* [Saved entries]:
--- --- ---

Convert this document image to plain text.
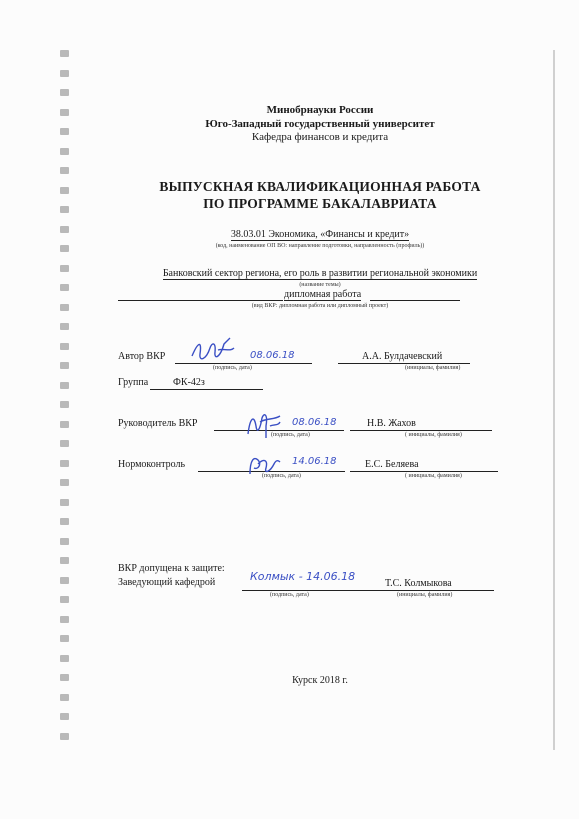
Минобрнауки России
Юго-Западный государственный университет
Кафедра финансов и кредита
ВЫПУСКНАЯ КВАЛИФИКАЦИОННАЯ РАБОТА
ПО ПРОГРАММЕ БАКАЛАВРИАТА
38.03.01 Экономика, «Финансы и кредит»
(код, наименование ОП ВО: направление подготовки, направленность (профиль))
Банковский сектор региона, его роль в развитии региональной экономики
(название темы)
дипломная работа
(вид ВКР: дипломная работа или дипломный проект)
Автор ВКР	08.06.18
(подпись, дата)
А.А. Булдачевский
(инициалы, фамилия)
Группа ФК-42з
Руководитель ВКР	08.06.18
(подпись, дата)
Н.В. Жахов
( инициалы, фамилия)
Нормоконтроль	14.06.18
(подпись, дата)
Е.С. Беляева
( инициалы, фамилия)
ВКР допущена к защите:
Заведующий кафедрой	Колмык - 14.06.18
(подпись, дата)
Т.С. Колмыкова
(инициалы, фамилия)
Курск 2018 г.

--- --- ---

* [EXERCISE GOAL]: Extract every line of the data exactly; pictures stay out.

* [EXPECTED ANSWER]:
Convert this document image to plain text.
Минобрнауки России
Юго-Западный государственный университет
Кафедра финансов и кредита
ВЫПУСКНАЯ КВАЛИФИКАЦИОННАЯ РАБОТА
ПО ПРОГРАММЕ БАКАЛАВРИАТА
38.03.01 Экономика, «Финансы и кредит»
(код, наименование ОП ВО: направление подготовки, направленность (профиль))
Банковский сектор региона, его роль в развитии региональной экономики
(название темы)
дипломная работа
(вид ВКР: дипломная работа или дипломный проект)
Автор ВКР	08.06.18
(подпись, дата)
А.А. Булдачевский
(инициалы, фамилия)
Группа ФК-42з
Руководитель ВКР	08.06.18
(подпись, дата)
Н.В. Жахов
( инициалы, фамилия)
Нормоконтроль	14.06.18
(подпись, дата)
Е.С. Беляева
( инициалы, фамилия)
ВКР допущена к защите:
Заведующий кафедрой	Колмык - 14.06.18
(подпись, дата)
Т.С. Колмыкова
(инициалы, фамилия)
Курск 2018 г.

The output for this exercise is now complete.